→ Text provided:
Monday, 10 December 2012

How The Gimps Stole Christmas

I had a total hip replacement last December and couldn’t fly to Canada for Christmas.  The surgery was to correct a sporting injury, not to offset the effects of being really, really old. Although Chris, my producer here at MYPC, thinks it suspect that I refer to tobogganing as a sport – ‘Where’s the skill? How long did you train? Do you get points?’

Not flying meant Christmasing in London which, if all my friends had been in town, would have been a joy.

But they weren’t. The selfish lowlifes were in Ireland, Germany, Hastings and North Africa (yoga retreat). I was panicking when Emma, the ingrate skipping off to Frankfurt within days, said ‘What about Lisa? She’s great at Christmas. Spend it with her.’

Lisa is great at many things. She is great at friendship, evidenced by her rubbing my back as I threw up five times within twenty minutes upon getting out of recovery two weeks before; she’s great at laughing because she weeps when you’re really funny and I test myself to see how long it takes me to ruin her mascara; she’s great at singing, composing, conducting.

And yes, she’s great at Christmas. I lit up like a bulb, rang, invited her and she agreed. She’d come for Christmas Eve, stay the night, and wake up to presents with me the next morning.

I ordered all our feasting on line - I could only carry one bag at a time on crutches, and it banged repeatedly against the metal as I lurched – and the groceries arrived on the Eve itself.  I threw myself into making my sister-in-law’s irresistible spinach-dip-in-bread-bowl, a salmon-dill starter and put out enough Christmas cookies to choke a reindeer. I found the edited copy of A Christmas Carol Lisa and I had agreed to read aloud (with our friend Melissa, - who miraculously had materialised in London - if she were free), yanked up the volume on the Spotify Christmas channel and felt the waves of excitement and transforming joy the season inspires in me, something that other people find delightful and infectious or sick-making and repulsive (in almost equal measure) (maybe 60/40).

I also put a ‘Happy Birthday’ sign on the door. Not as a message for Baby Jesus, if he happened to drop by, but because, Christmas Eve is Lisa’s birthday.

She arrived just as the sun was setting, the lights on the tree making the front room glow, standing on the doorstep like the Elf of the Season (she’s even shorter than I am): bright-faced, dark-haired, green-eyed, timeless. We embraced.

→ Problems to solve:
**A.** List the places where the Christmas story says the writer's friends were spending the holiday.
**B.** Answer these questions using the Christmas story:
(i) What was the hip replacement done to correct?
(ii) Where was Emma heading within days?
(iii) Why was there a 'Happy Birthday' sign on the door?
**C.** Pick up the Christmas story again after its last sentence and keep it going.

→ Recorded data:
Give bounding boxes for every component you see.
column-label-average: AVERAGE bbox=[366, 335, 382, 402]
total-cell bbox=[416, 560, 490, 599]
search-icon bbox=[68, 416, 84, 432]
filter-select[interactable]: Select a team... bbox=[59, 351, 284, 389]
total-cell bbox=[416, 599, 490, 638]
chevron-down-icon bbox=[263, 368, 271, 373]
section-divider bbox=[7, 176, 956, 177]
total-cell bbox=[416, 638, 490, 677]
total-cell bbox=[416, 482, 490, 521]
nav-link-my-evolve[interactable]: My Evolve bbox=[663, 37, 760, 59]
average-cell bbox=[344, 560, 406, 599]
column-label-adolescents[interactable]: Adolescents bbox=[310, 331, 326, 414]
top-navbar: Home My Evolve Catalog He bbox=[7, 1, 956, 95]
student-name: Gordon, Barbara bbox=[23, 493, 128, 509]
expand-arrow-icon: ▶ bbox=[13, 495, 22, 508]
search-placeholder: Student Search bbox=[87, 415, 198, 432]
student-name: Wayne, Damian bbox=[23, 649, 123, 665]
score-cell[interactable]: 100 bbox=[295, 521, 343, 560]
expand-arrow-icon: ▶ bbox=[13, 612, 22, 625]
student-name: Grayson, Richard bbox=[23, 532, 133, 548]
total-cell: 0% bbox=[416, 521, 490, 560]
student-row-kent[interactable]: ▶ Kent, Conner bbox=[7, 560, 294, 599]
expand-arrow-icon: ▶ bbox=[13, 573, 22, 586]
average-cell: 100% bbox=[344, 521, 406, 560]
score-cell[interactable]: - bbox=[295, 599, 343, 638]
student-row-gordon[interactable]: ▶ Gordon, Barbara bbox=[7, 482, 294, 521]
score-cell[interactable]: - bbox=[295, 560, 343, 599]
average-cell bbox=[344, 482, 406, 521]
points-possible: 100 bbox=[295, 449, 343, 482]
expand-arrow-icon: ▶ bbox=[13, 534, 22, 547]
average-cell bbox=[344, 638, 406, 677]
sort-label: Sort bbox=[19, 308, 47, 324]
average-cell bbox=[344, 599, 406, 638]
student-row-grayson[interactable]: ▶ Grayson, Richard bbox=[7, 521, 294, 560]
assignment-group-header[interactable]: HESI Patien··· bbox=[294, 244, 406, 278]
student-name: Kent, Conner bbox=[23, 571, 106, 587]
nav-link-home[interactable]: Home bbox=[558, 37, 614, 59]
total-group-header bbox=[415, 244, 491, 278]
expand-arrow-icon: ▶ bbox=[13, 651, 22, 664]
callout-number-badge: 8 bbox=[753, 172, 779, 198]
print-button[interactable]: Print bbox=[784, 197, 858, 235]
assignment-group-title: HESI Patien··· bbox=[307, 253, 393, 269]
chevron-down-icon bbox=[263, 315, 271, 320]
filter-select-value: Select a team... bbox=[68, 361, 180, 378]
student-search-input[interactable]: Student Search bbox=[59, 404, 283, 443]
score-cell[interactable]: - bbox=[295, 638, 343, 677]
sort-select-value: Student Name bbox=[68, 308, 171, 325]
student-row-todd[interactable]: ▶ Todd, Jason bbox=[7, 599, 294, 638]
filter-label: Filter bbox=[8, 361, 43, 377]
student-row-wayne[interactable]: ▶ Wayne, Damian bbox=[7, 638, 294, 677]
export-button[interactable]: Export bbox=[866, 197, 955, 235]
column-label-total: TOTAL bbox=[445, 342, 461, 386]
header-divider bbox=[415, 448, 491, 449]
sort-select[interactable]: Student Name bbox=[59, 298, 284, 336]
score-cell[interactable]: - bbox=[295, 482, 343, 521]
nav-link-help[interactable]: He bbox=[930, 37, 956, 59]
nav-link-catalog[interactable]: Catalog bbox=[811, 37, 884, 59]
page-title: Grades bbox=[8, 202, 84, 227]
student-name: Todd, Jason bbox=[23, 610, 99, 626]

→ Results in order:
**A.** Ireland, Germany, Hastings, North Africa

**B.**
(i) A sporting injury (from tobogganing).
(ii) Frankfurt.
(iii) Because Christmas Eve is Lisa's birthday.

**C.**
I noticed as she made her drooling way towards the birthday cake, ready for her on the table, that even her speedy glee could not disguise the fact that she was limping. If I were someone who could raise an eyebrow I would have. Instead I said

‘Lisa?’ and pointed at her leg. She looked down.

‘Oh, yes, yes’ she said brightly. ‘My knee. I was painting rather a lot. I might have strained it. Up and down ladders. And steaming wall paper. A bit of sand-blasting. But I’m fine.’

She propped herself up on the sofa. We put pillows under the offending joint. I plied her with gifts and all the cards that had been sent to her, sang ‘Happy Birthday’ and the holiday kicked off.

In the midst of our second piece of cake and my third verse of the song  -  ‘How ooold are you,  how oolld are youuuuu’  - we heard a knock. Our heads shot up. Dared we hope? Could it be? I hobbled to my feet, opened the door and screamed ‘Melissa!’

‘Melissa??’ Lisa shouted

‘MELISSA!’ I hollered.

And Melissa, slightly deafened, it was. She hugged me and dived head first into the spinach-dip-in-bread-bowl, stopping en route to notice that Lisa had her knee propped up. She pointed.

‘What’s going on? You look worse than her. And she has a titanium spike in her thigh.’

‘Nothing. Bit tender. Too much plastering.’

Melissa narrowed her eyes, unconvinced.

‘Is it swollen?’


‘Does it hurt?’

‘A little.’

‘Can you walk?’

‘Not much.’

‘You should see someone.’

Lisa scoffed. I paused. It hadn’t occurred to me that Lisa should see someone. Anyone who didn’t actually need her rotting femoral head cut out and replaced with a ceramic ball and socket shoved into her through an incision 20 stitches long didn’t seem to me, at this point, to be someone who needed to see anyone.

‘Should she?’  I asked, feeling negligent.

‘She should see someone.’ Melissa stood in her jacket, looking ready to carry Lisa to the lift if necessary.

‘I’m fine,’ Lisa said. ‘Have a cookie.’

After ten minutes of protesting, remonstrating and finally accepting that Lisa was refusing to go anywhere further than six inches away from her cake, Melissa sat down with a red-frosted reindeer and a cup of tea, her eye warily on Lisa’s knee. I handed out the salmon and dill starter, picked up the edited Dickens and said, full of delight ‘Shall we begin?’

It is doubtless, dear reader, that you have heard of Charles Dickens and I am sure I may attest, without contradiction, that you have had some experience of his Christmas Carol. But if you’ve only seen this story adapted for stage or screen, only watched it on the telly in any of its deservedly famous versions, then, my beloved English-speaking comrade - you have got to read the fucker. It is unalloyed genius. It rolls from one perfect sentence to another. I challenge you to career to the final chapter without feeling uplifted and changed. Melissa, Lisa and I took turns, beginning

‘Marley was dead, to begin with. There is no doubt whatever about that - ’

And moving on through every exquisite, pulse-quickening, heart-gladdening phrase.

‘The writing, the writing’ Melissa would murmur between chapters.

We saw Scrooge through to his redemption, finished the dip, the salmon and most of the cookies and it was almost 11, time for Melissa to go. She took a parting glance at Lisa’s leg.

‘If you need a doctor – call me.’  (She said this not because she is a doctor, but because she has a car.) (She could drive us to one.)

I hopped on my good hip to the door, pooh-poohed the suggestion, wished her a Merry Christmas and said good night.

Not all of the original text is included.